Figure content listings
◆ ◆ ◆ ◆ ◆ ◆ ◆
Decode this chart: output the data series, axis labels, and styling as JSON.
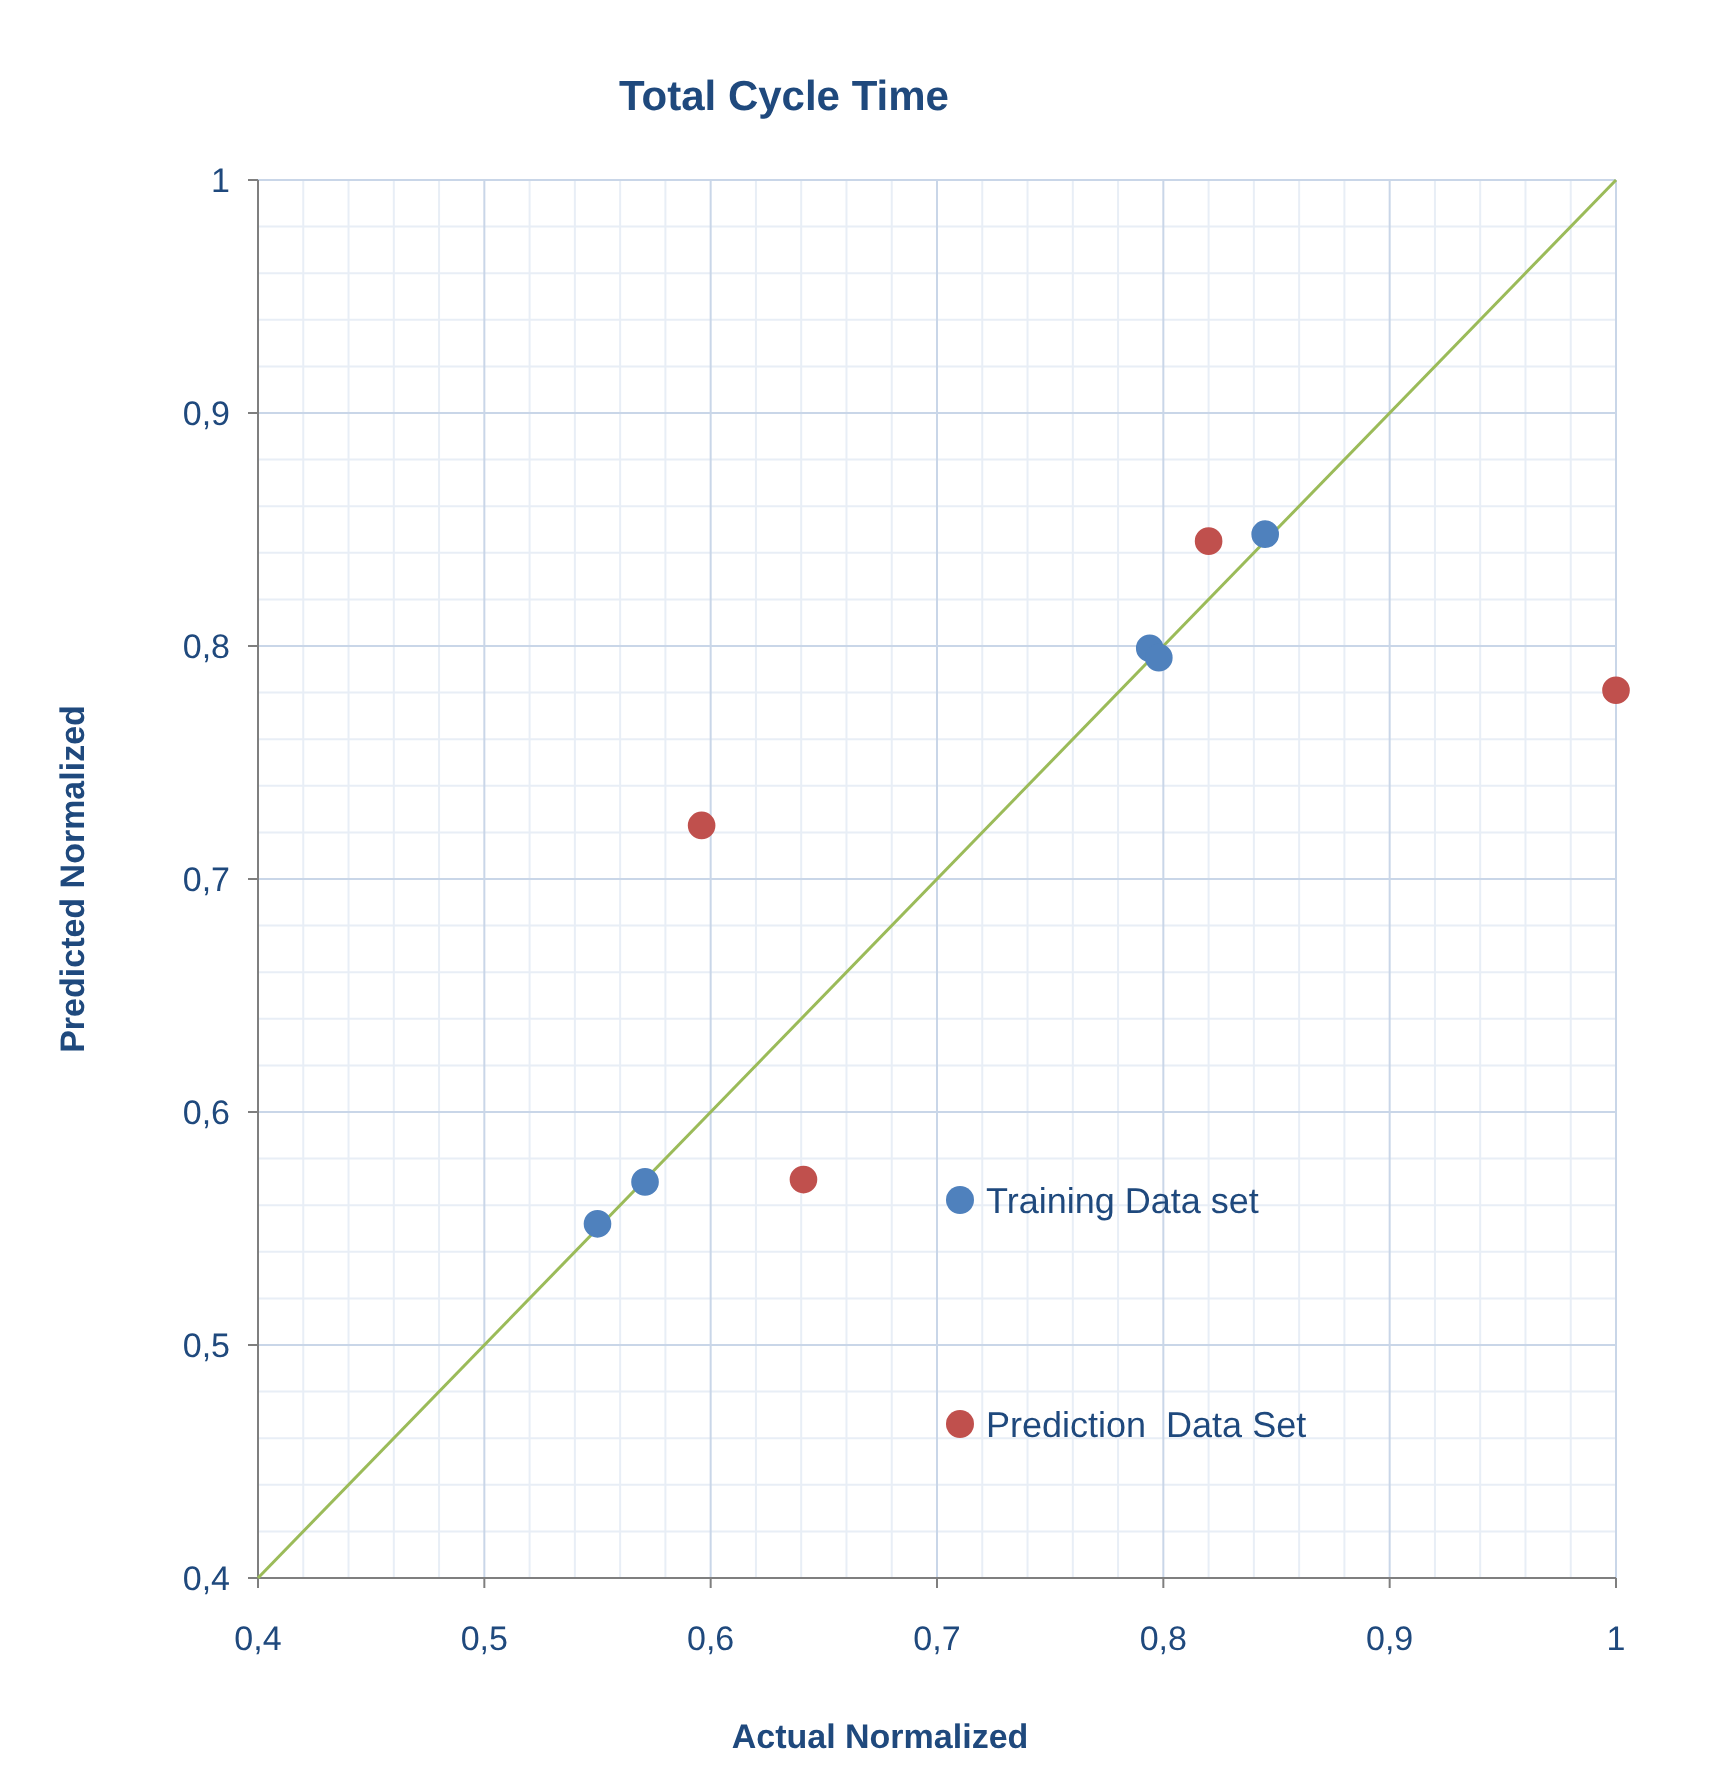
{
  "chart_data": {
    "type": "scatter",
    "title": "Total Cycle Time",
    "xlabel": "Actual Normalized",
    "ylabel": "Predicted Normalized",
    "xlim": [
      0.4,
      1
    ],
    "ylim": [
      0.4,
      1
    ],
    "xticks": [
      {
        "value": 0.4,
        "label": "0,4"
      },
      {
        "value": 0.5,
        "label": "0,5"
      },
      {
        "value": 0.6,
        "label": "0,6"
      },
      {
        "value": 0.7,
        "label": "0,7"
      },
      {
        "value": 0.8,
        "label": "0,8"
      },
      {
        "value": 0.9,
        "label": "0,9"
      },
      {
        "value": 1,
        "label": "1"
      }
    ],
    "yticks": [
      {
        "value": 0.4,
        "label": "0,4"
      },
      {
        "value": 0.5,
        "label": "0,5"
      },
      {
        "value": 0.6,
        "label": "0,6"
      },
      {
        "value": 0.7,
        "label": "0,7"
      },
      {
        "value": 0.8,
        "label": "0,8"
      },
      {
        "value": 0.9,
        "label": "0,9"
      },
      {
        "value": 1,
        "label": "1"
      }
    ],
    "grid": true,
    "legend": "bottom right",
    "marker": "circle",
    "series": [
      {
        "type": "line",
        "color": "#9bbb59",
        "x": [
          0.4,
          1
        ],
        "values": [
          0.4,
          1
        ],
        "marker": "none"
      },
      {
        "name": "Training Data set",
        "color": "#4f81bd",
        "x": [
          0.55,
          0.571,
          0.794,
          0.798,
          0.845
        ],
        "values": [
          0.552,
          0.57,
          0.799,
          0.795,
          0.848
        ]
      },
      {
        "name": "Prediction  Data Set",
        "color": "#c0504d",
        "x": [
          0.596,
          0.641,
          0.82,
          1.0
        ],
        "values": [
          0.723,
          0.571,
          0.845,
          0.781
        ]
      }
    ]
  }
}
◆ ◆ ◆ ◆ ◆ ◆ ◆
Your objective
Tell how many lines in the records above contain "name", giving the number and no other words.

Exercise solution
2